[Records from a collection of figures]

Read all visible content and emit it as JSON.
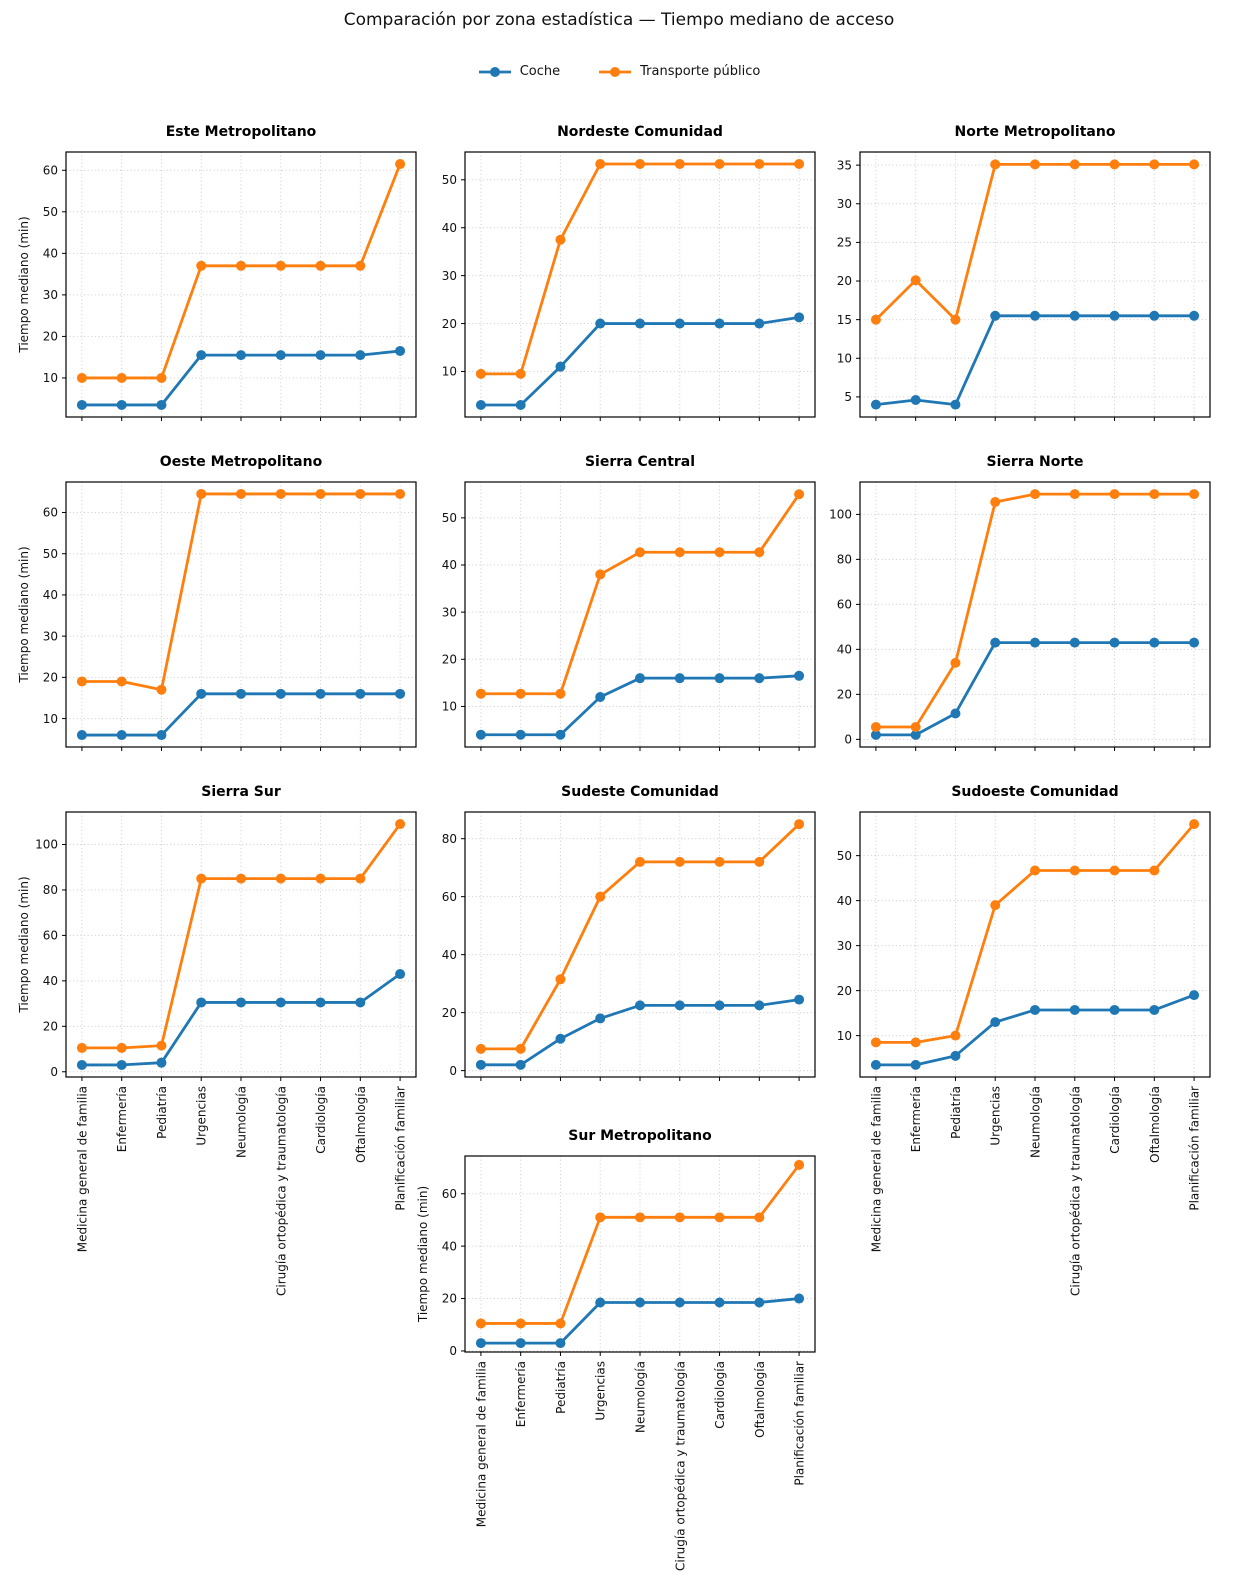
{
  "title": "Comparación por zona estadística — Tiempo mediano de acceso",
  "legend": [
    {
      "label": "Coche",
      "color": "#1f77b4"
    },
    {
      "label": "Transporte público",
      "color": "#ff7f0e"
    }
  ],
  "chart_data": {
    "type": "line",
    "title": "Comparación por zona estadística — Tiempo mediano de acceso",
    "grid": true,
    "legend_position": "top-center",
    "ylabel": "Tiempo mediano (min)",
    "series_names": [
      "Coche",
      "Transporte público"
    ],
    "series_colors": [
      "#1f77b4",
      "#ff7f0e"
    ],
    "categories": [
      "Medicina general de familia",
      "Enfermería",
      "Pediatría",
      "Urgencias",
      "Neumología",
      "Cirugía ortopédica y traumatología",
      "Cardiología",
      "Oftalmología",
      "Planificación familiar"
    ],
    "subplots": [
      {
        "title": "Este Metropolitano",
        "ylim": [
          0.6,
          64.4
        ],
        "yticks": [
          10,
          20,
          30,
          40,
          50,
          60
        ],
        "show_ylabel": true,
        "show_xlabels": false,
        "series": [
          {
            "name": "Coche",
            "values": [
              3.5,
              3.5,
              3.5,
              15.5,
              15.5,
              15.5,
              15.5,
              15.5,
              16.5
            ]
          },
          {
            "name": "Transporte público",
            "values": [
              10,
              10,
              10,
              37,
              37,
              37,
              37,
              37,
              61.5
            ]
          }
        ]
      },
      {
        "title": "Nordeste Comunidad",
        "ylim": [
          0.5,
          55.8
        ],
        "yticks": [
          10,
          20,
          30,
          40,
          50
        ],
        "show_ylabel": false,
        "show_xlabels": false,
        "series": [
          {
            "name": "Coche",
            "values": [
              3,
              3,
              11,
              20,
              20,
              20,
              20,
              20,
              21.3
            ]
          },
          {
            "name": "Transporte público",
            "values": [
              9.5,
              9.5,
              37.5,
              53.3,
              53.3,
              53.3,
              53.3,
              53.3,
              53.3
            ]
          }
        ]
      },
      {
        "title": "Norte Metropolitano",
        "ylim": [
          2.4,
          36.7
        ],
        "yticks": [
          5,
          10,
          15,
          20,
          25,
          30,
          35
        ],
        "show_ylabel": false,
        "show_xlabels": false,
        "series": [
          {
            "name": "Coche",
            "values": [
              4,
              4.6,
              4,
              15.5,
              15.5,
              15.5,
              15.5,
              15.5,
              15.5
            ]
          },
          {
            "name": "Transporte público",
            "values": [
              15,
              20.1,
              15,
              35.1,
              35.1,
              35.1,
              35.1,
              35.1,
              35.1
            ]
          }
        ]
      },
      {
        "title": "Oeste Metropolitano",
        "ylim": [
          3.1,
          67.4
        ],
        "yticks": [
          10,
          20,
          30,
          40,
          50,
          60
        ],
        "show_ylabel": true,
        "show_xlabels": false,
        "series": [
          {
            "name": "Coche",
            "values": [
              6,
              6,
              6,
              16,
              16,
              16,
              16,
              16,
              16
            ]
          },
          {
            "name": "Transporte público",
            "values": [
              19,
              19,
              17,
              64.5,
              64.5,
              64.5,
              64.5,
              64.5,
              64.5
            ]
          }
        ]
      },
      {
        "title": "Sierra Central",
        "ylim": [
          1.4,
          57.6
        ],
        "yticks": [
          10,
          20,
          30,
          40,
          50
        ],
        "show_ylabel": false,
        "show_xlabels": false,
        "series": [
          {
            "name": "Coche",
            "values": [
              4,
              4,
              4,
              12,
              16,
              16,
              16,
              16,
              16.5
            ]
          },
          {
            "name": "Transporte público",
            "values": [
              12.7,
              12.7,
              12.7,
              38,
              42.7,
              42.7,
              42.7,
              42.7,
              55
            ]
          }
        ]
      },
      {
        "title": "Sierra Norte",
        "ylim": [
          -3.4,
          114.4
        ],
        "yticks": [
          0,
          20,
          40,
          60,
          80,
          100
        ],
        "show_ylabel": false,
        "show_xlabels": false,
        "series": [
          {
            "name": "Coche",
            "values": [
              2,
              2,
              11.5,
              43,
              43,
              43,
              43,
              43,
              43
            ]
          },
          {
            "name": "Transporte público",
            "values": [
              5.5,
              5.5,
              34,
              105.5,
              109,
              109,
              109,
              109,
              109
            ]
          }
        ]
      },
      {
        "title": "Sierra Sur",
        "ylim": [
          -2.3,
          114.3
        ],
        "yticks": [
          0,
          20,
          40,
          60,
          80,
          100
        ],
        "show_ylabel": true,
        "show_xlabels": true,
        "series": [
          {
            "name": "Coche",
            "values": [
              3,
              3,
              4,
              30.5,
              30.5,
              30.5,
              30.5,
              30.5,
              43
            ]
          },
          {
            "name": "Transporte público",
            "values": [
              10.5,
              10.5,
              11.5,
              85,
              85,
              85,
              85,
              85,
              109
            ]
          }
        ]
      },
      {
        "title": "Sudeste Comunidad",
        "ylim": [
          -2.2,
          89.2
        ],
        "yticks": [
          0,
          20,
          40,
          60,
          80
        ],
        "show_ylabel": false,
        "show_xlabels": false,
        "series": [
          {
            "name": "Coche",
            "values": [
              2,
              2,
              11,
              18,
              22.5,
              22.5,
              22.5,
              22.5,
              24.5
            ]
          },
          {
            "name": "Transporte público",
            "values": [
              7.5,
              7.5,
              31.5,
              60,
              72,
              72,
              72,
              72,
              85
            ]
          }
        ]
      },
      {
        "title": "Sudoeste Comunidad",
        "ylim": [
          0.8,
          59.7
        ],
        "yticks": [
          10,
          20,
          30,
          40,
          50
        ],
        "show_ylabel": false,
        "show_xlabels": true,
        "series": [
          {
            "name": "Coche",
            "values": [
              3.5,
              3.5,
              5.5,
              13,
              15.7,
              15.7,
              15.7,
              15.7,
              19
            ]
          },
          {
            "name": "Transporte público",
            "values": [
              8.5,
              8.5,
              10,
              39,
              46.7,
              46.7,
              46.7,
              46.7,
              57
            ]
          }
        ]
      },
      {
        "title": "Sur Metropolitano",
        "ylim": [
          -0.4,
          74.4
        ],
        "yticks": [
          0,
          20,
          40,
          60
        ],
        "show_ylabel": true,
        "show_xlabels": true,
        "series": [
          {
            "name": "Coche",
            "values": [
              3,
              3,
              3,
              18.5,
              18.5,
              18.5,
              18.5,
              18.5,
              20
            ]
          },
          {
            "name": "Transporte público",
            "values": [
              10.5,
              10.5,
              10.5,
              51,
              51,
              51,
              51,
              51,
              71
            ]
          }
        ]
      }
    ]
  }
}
--
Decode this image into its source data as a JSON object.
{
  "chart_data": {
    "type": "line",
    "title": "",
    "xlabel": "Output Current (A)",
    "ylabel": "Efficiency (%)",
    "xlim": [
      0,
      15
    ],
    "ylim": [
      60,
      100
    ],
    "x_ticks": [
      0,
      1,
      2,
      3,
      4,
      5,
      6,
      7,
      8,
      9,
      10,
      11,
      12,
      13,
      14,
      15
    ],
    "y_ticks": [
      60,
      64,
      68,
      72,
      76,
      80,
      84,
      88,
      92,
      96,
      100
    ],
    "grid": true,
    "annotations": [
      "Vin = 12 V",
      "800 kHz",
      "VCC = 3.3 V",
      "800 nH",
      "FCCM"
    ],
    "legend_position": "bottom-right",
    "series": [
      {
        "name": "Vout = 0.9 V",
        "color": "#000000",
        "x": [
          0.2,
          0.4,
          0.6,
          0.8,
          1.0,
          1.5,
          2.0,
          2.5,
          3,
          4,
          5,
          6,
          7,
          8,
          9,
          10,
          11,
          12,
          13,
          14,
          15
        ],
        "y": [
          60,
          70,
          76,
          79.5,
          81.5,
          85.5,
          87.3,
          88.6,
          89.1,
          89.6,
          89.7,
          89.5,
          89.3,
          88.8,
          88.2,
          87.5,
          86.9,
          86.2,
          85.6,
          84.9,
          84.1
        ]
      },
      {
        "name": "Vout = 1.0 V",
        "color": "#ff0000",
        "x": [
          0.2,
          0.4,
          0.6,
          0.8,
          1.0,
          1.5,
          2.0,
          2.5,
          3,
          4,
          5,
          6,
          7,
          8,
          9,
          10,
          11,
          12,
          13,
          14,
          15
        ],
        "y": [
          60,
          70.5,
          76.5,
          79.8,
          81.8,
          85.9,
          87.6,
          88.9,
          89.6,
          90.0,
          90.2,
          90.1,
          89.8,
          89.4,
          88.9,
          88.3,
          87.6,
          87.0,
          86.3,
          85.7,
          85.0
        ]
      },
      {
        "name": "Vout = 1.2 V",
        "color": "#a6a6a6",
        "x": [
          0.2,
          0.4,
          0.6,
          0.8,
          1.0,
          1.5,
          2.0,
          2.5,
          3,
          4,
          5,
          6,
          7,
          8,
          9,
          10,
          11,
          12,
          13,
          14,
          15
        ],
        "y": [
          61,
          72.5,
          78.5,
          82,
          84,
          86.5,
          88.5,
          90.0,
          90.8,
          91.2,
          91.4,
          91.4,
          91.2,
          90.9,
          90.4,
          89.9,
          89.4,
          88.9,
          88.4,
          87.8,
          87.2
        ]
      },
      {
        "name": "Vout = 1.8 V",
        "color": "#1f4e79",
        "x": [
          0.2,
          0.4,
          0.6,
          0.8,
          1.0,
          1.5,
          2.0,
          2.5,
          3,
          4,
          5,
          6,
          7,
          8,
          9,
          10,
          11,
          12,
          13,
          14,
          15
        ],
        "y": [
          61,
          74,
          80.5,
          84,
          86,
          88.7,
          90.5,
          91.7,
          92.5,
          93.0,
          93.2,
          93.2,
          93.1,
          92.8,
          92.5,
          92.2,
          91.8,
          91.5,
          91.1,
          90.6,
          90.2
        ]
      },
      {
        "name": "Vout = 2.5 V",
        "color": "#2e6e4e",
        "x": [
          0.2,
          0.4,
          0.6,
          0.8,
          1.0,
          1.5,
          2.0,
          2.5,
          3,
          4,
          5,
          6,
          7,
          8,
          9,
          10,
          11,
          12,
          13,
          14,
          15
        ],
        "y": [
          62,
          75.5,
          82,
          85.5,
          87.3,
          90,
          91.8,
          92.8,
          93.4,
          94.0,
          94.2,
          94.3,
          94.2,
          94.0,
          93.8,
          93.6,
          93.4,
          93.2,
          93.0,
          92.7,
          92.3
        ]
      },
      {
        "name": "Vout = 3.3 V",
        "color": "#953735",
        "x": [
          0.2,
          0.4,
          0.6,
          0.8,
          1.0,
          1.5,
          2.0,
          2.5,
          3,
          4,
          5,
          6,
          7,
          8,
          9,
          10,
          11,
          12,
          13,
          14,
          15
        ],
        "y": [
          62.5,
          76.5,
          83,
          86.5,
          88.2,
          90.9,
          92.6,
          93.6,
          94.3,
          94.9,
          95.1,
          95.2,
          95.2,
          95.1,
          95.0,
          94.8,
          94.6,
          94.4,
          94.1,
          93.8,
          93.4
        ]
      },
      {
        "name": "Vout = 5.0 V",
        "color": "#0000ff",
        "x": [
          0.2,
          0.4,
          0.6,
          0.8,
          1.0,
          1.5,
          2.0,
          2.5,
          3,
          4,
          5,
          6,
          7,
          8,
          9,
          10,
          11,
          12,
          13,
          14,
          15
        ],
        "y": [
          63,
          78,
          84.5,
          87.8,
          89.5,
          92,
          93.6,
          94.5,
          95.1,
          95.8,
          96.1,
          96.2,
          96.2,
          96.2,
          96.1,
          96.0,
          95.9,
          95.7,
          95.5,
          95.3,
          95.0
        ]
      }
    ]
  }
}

* WHAT THE TASK ASKS *
Search the data above for the word "Vout", then gather each line in which it appears.

* WRITTEN ANSWER *
        "name": "Vout = 0.9 V",
        "name": "Vout = 1.0 V",
        "name": "Vout = 1.2 V",
        "name": "Vout = 1.8 V",
        "name": "Vout = 2.5 V",
        "name": "Vout = 3.3 V",
        "name": "Vout = 5.0 V",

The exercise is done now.